Collected data entries =>
* begin *
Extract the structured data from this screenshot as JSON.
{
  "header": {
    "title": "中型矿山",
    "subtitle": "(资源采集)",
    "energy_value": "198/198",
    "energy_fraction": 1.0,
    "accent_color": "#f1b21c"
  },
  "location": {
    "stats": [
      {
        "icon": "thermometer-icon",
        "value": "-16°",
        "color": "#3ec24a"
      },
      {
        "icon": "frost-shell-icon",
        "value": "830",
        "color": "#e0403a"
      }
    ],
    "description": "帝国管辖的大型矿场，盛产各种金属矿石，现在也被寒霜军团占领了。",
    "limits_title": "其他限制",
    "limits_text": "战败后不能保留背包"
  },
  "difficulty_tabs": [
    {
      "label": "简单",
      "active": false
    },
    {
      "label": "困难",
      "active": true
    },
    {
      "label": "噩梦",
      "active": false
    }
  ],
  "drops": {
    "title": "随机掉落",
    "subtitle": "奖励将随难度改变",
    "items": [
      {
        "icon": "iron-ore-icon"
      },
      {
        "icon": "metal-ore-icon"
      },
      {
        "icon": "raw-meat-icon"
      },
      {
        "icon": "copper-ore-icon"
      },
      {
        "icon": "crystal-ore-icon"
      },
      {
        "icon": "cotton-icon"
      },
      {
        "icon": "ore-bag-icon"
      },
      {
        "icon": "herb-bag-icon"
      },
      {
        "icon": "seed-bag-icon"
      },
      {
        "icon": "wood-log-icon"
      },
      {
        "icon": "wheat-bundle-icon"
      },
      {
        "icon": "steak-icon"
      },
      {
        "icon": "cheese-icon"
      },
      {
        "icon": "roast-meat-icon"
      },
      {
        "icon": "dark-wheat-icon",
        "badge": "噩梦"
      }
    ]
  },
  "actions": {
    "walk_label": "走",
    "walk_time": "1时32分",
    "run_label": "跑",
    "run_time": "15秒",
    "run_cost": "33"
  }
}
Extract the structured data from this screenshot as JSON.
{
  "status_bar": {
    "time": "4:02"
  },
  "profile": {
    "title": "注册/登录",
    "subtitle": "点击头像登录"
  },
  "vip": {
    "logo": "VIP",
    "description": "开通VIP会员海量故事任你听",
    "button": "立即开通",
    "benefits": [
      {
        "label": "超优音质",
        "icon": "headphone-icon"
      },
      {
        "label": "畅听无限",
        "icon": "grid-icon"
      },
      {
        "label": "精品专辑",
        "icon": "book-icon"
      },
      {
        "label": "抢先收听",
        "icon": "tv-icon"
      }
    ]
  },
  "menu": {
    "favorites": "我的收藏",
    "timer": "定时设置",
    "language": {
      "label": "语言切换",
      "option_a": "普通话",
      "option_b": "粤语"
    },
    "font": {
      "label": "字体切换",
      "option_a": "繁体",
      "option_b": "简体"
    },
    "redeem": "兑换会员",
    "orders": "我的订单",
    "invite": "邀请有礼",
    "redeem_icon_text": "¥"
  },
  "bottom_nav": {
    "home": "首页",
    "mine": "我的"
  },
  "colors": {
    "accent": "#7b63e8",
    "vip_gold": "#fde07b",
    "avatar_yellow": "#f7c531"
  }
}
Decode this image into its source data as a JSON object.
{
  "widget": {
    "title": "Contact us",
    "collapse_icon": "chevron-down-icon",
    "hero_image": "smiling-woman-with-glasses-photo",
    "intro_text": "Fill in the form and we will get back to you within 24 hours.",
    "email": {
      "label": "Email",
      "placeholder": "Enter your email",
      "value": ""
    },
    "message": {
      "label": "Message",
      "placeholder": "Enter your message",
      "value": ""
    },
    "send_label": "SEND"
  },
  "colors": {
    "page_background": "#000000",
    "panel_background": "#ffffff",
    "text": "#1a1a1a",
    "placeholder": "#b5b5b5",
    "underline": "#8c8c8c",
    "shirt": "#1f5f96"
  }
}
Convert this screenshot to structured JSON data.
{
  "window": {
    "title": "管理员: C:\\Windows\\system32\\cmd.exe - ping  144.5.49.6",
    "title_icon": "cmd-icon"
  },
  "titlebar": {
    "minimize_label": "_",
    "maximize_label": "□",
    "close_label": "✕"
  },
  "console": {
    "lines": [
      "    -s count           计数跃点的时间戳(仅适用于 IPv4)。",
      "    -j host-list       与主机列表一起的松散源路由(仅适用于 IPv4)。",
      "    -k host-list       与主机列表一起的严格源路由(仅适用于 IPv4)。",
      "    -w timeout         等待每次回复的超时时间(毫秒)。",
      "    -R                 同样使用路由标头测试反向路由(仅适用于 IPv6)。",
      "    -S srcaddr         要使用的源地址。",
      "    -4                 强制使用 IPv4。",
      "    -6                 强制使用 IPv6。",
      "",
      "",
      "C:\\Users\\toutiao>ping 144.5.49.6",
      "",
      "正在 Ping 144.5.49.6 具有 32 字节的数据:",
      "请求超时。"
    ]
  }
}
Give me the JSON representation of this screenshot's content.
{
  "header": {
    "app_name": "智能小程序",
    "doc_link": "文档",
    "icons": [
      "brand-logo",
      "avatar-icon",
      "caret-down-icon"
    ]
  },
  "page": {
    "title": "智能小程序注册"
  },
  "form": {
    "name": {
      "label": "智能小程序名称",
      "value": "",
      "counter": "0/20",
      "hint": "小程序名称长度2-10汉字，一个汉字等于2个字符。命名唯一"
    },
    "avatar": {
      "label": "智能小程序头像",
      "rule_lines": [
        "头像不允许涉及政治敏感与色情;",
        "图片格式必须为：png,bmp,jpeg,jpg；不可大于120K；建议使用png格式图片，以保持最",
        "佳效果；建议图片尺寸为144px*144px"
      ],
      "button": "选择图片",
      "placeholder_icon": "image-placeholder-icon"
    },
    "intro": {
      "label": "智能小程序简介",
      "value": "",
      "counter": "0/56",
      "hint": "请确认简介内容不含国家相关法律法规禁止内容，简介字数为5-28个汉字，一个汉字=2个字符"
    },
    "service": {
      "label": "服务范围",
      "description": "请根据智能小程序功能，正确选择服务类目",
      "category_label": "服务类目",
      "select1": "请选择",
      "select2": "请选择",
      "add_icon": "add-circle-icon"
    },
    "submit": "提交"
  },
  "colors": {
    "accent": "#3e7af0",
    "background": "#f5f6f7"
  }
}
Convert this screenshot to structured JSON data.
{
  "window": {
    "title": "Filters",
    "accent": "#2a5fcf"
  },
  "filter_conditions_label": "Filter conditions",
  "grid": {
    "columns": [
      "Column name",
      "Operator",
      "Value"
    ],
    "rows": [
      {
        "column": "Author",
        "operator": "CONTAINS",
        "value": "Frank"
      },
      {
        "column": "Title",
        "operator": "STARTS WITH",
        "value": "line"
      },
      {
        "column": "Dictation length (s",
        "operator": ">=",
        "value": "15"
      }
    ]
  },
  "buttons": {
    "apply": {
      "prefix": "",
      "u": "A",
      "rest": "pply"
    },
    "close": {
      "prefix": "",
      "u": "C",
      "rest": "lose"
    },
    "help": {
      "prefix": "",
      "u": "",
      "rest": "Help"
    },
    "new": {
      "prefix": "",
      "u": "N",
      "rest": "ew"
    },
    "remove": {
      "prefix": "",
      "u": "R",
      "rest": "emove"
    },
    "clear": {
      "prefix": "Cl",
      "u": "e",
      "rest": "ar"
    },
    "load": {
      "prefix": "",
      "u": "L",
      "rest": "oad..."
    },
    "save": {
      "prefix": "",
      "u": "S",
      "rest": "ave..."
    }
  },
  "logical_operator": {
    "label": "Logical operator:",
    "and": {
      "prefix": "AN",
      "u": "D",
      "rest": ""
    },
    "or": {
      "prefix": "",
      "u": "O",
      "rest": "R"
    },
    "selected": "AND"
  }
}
* end *
Goal => Select all lines in the listing that include the word "rest".

Result for this task =>
      "rest": "pply"
      "rest": "lose"
      "rest": "Help"
      "rest": "ew"
      "rest": "emove"
      "rest": "ar"
      "rest": "oad..."
      "rest": "ave..."
      "rest": ""
      "rest": "R"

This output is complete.